> **PROBLEM STATEMENT**:
What is the count of lines that hold the word "থবছর"? Give only the number.

::::::::

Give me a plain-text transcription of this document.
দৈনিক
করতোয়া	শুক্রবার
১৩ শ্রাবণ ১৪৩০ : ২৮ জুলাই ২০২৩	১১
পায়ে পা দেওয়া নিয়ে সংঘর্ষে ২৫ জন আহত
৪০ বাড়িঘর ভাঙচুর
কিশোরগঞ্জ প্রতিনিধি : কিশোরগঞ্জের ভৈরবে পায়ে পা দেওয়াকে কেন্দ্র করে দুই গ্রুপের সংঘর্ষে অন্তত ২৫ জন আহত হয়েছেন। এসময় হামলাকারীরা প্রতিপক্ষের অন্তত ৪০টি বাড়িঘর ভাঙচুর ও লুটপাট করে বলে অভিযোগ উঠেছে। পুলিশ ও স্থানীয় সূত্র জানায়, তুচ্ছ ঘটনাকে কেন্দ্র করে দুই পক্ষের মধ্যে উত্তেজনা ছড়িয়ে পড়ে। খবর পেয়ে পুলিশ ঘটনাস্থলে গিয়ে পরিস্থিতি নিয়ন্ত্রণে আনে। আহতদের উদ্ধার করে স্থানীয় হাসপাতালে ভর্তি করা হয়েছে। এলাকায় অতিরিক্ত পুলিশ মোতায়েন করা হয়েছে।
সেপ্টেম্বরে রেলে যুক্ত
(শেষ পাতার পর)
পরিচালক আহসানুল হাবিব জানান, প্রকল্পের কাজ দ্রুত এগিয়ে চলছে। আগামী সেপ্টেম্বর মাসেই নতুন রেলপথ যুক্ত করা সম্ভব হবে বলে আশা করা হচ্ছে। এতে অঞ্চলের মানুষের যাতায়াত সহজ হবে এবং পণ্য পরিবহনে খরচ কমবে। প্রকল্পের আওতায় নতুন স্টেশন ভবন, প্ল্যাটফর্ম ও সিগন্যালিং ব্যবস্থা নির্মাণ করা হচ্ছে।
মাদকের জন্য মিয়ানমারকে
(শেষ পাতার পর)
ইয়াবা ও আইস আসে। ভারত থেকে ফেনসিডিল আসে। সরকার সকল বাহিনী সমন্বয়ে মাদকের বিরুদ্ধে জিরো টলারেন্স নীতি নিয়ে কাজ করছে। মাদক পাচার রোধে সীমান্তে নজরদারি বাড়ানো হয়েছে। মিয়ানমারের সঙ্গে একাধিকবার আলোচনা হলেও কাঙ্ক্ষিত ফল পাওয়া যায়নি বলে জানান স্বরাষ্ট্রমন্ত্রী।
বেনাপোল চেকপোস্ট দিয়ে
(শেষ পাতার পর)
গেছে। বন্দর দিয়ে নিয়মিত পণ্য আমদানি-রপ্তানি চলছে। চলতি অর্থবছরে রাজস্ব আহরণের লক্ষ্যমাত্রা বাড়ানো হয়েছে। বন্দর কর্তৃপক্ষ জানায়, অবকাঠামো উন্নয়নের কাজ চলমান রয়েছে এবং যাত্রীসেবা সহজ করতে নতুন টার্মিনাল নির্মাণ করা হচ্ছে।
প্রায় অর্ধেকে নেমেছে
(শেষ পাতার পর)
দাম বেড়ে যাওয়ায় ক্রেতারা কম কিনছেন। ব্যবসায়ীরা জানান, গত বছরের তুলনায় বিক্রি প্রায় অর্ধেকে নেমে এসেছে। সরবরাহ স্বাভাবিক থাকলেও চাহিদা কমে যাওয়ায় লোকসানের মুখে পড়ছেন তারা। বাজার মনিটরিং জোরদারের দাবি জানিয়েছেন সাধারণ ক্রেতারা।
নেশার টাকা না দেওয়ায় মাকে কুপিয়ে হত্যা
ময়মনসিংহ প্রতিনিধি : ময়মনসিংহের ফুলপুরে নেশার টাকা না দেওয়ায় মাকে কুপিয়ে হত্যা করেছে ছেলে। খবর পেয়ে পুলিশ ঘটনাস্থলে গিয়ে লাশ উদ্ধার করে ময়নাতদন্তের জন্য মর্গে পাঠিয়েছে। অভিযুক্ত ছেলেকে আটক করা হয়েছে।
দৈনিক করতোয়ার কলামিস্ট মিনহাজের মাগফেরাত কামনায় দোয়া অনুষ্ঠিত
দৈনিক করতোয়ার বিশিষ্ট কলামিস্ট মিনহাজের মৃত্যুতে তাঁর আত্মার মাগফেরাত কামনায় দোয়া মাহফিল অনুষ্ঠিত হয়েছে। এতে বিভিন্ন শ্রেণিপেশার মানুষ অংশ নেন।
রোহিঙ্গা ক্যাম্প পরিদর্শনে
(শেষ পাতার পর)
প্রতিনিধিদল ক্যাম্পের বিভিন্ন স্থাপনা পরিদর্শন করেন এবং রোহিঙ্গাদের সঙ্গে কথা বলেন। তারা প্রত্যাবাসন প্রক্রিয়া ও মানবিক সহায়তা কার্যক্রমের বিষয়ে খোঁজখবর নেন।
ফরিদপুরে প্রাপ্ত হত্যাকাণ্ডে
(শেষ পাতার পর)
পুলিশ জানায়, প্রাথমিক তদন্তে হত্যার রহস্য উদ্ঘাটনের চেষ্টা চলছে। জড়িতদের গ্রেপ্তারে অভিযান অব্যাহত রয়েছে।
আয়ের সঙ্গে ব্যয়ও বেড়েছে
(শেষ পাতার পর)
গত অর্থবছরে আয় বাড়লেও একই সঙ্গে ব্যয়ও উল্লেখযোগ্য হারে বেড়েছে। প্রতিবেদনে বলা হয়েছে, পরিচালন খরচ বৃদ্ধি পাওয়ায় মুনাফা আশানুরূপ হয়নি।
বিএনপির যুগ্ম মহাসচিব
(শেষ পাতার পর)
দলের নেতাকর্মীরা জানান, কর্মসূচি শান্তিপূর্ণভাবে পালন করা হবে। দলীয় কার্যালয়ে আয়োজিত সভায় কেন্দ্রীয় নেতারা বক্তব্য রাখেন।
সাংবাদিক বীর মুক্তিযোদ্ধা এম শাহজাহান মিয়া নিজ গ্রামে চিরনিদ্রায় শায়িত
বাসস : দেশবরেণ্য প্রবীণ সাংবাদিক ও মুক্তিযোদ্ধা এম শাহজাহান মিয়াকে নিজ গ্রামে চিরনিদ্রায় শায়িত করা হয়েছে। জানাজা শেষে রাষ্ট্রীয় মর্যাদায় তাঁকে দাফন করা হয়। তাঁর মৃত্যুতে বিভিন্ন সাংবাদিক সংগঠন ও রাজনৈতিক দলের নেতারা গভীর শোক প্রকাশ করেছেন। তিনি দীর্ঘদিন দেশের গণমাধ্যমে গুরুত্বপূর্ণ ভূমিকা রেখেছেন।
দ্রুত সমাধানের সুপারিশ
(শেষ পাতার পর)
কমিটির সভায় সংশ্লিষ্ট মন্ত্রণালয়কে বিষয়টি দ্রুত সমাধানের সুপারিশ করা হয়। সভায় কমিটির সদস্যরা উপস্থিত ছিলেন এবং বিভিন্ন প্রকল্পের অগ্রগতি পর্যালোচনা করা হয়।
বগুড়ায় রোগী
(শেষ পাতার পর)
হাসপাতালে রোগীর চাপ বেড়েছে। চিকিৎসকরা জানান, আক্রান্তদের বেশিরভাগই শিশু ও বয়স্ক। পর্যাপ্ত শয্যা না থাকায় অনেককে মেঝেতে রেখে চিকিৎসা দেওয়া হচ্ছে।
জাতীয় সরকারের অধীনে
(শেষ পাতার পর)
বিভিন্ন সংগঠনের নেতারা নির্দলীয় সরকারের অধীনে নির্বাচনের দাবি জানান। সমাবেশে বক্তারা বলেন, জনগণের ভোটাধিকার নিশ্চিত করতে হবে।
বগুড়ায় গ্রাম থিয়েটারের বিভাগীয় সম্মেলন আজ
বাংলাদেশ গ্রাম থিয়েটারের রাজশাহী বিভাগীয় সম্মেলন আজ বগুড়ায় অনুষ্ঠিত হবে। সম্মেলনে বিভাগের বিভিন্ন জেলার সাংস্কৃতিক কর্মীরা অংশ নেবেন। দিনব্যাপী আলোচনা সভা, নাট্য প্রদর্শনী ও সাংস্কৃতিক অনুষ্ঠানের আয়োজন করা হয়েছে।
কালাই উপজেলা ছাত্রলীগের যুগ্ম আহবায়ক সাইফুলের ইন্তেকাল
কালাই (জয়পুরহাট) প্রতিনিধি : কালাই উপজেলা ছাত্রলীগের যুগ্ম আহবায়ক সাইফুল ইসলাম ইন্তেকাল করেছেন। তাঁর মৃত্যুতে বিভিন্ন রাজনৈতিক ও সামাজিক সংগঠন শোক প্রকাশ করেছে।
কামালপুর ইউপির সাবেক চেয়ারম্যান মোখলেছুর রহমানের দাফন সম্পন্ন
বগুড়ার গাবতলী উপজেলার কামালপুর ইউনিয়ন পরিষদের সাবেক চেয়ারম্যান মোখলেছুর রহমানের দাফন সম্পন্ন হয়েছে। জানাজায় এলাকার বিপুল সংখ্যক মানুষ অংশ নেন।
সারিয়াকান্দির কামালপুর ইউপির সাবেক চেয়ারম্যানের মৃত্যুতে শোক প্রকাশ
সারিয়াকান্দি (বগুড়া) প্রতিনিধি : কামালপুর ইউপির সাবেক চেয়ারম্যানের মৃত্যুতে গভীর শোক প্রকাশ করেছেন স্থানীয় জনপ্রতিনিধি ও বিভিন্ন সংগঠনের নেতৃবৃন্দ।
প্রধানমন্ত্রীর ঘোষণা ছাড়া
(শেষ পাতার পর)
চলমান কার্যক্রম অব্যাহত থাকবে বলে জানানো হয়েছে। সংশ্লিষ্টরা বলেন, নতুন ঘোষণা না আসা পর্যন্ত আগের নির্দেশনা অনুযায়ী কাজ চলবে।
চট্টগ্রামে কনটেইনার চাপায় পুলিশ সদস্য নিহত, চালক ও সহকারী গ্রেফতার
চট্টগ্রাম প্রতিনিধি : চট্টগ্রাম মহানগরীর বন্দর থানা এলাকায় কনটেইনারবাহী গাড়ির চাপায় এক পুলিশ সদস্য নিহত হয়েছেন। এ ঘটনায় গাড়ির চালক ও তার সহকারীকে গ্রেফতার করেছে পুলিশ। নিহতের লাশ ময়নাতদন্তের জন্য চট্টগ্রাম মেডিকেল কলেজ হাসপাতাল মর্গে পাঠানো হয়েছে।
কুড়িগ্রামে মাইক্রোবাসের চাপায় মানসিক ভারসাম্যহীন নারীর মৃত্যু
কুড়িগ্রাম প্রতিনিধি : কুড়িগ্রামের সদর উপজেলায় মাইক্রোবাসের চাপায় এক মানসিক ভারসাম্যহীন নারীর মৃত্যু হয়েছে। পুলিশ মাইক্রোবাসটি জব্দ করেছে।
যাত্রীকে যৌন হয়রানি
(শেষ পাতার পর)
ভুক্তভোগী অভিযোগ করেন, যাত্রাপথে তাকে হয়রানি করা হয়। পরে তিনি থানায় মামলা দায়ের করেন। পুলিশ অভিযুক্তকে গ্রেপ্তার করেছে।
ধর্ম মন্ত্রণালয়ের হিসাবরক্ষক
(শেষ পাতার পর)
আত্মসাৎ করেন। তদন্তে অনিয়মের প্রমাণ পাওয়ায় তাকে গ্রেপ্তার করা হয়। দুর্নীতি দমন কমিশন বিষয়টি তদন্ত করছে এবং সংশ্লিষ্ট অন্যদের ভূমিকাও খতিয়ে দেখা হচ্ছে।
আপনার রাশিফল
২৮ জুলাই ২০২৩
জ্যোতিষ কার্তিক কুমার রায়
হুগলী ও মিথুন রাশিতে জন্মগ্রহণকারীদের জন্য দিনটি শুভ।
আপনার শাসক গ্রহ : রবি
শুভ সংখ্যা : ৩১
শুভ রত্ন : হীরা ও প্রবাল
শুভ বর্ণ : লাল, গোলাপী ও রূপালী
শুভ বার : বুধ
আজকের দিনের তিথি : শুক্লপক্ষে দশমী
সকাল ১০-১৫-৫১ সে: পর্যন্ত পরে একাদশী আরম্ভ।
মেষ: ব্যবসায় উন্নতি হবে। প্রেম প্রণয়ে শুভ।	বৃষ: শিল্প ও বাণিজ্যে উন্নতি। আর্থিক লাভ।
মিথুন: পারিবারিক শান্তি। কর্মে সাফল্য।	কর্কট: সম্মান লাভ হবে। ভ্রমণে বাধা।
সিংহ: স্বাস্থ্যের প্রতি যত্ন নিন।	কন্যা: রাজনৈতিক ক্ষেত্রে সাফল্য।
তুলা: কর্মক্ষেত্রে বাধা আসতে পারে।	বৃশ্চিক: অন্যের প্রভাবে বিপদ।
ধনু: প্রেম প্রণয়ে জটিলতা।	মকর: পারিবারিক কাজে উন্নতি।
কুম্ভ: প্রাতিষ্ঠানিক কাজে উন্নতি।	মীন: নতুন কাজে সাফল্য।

::::::::

> **TASK ANSWER**:
2